EXERCISE:
Take the records underneath and set them down exactly.

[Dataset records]
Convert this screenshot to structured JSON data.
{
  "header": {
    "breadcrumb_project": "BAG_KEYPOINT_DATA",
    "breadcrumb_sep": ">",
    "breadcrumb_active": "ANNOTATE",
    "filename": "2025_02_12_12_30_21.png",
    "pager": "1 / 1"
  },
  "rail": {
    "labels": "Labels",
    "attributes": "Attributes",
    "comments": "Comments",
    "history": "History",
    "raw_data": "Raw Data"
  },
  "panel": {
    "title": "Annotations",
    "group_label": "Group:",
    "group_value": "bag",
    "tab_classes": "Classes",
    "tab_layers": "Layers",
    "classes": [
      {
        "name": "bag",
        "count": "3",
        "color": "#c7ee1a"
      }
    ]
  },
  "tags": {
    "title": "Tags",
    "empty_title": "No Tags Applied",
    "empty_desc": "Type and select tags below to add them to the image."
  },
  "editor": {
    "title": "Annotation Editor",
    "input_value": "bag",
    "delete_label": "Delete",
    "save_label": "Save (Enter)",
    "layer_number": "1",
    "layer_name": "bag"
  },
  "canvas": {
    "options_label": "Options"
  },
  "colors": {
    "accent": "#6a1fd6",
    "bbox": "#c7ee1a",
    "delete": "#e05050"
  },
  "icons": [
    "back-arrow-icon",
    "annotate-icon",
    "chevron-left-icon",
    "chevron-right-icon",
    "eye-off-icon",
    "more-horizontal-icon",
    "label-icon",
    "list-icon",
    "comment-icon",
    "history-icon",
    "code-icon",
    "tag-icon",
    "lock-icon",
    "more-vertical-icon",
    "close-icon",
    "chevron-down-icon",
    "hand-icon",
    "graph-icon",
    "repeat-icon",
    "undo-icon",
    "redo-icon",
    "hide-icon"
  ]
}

FINISHED ANSWER:
Convert this screenshot to structured JSON data.
{
  "header": {
    "breadcrumb_project": "BAG_KEYPOINT_DATA",
    "breadcrumb_sep": ">",
    "breadcrumb_active": "ANNOTATE",
    "filename": "2025_02_12_12_30_21.png",
    "pager": "1 / 1"
  },
  "rail": {
    "labels": "Labels",
    "attributes": "Attributes",
    "comments": "Comments",
    "history": "History",
    "raw_data": "Raw Data"
  },
  "panel": {
    "title": "Annotations",
    "group_label": "Group:",
    "group_value": "bag",
    "tab_classes": "Classes",
    "tab_layers": "Layers",
    "classes": [
      {
        "name": "bag",
        "count": "3",
        "color": "#c7ee1a"
      }
    ]
  },
  "tags": {
    "title": "Tags",
    "empty_title": "No Tags Applied",
    "empty_desc": "Type and select tags below to add them to the image."
  },
  "editor": {
    "title": "Annotation Editor",
    "input_value": "bag",
    "delete_label": "Delete",
    "save_label": "Save (Enter)",
    "layer_number": "1",
    "layer_name": "bag"
  },
  "canvas": {
    "options_label": "Options"
  },
  "colors": {
    "accent": "#6a1fd6",
    "bbox": "#c7ee1a",
    "delete": "#e05050"
  },
  "icons": [
    "back-arrow-icon",
    "annotate-icon",
    "chevron-left-icon",
    "chevron-right-icon",
    "eye-off-icon",
    "more-horizontal-icon",
    "label-icon",
    "list-icon",
    "comment-icon",
    "history-icon",
    "code-icon",
    "tag-icon",
    "lock-icon",
    "more-vertical-icon",
    "close-icon",
    "chevron-down-icon",
    "hand-icon",
    "graph-icon",
    "repeat-icon",
    "undo-icon",
    "redo-icon",
    "hide-icon"
  ]
}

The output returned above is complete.